## Dataset records:
/---

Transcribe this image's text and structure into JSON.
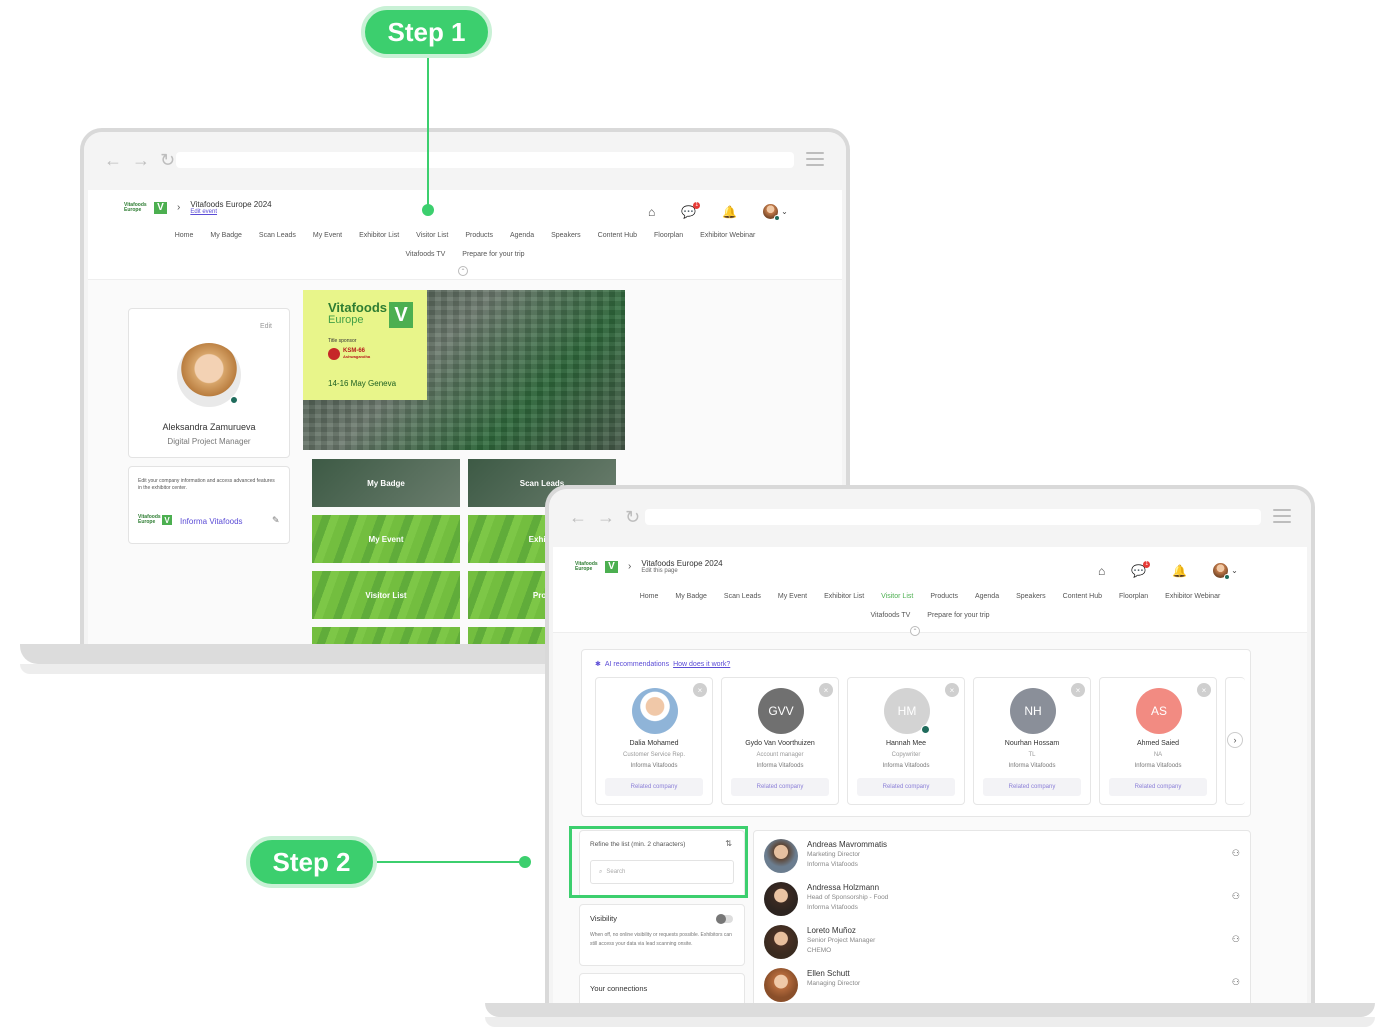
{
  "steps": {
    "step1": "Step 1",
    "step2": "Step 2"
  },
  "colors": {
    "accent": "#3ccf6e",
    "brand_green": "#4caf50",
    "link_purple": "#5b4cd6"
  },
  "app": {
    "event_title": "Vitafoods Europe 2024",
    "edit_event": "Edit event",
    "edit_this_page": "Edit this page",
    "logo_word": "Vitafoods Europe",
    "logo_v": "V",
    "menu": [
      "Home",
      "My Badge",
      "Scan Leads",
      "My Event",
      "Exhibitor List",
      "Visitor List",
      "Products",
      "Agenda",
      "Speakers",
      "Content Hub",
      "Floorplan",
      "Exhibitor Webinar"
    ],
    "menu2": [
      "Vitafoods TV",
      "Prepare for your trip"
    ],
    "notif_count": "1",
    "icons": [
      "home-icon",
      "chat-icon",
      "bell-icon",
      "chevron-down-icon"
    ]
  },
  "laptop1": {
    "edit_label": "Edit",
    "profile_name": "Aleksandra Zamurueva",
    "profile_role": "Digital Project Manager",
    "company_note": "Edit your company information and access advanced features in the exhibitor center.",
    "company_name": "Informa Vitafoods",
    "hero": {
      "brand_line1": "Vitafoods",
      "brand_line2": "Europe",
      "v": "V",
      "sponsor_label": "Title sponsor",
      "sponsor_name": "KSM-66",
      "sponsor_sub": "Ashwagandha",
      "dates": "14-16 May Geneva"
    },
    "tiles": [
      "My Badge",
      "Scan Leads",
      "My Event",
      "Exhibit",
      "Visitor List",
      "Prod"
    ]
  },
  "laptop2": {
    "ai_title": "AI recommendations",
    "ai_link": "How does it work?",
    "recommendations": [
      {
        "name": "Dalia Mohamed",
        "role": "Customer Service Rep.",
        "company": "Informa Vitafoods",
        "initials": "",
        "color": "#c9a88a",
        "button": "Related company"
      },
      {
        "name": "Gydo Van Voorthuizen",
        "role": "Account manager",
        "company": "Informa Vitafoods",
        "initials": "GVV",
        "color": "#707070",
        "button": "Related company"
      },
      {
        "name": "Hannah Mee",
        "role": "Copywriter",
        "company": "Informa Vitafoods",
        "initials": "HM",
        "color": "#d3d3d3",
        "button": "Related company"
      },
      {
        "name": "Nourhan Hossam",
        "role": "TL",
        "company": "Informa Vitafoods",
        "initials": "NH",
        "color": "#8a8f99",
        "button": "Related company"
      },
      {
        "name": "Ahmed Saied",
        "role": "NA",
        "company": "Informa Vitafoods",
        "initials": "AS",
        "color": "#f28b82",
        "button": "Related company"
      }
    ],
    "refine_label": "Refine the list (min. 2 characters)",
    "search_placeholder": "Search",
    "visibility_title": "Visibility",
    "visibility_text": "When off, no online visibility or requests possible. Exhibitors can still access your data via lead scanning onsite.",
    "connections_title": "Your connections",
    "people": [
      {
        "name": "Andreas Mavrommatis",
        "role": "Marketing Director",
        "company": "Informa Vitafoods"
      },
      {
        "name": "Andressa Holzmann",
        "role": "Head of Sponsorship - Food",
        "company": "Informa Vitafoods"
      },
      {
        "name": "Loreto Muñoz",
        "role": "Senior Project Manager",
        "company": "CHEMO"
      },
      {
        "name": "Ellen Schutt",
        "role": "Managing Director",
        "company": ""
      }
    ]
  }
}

\---
/---

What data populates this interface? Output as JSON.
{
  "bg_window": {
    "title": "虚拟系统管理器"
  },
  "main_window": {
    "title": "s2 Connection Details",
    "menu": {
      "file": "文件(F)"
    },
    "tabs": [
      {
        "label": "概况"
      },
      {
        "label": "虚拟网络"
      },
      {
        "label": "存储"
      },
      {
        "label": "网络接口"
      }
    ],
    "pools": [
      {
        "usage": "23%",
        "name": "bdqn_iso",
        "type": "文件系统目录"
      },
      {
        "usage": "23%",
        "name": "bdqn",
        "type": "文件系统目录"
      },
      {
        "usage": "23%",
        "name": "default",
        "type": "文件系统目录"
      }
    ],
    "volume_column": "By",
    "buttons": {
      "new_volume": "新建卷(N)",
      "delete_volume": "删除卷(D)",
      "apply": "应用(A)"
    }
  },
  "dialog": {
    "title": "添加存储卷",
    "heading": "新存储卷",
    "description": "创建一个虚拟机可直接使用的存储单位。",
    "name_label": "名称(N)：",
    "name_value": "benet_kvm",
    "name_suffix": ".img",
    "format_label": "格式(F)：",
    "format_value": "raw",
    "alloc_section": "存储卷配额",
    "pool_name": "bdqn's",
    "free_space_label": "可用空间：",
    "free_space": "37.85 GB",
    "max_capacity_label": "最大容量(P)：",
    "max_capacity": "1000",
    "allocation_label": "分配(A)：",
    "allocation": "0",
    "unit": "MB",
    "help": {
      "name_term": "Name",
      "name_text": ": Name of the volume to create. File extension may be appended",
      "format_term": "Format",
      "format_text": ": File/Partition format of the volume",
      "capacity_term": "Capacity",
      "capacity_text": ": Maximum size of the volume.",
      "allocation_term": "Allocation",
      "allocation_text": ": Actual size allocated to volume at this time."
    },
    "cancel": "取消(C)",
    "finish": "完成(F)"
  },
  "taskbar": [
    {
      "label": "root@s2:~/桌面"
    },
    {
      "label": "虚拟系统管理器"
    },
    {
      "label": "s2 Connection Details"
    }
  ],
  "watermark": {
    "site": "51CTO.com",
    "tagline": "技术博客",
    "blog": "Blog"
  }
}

\---

## Instruction:
Where a line above holds the string "Project", show that line.

## Finished task:
    "profile_role": "Digital Project Manager",
        "role": "Senior Project Manager",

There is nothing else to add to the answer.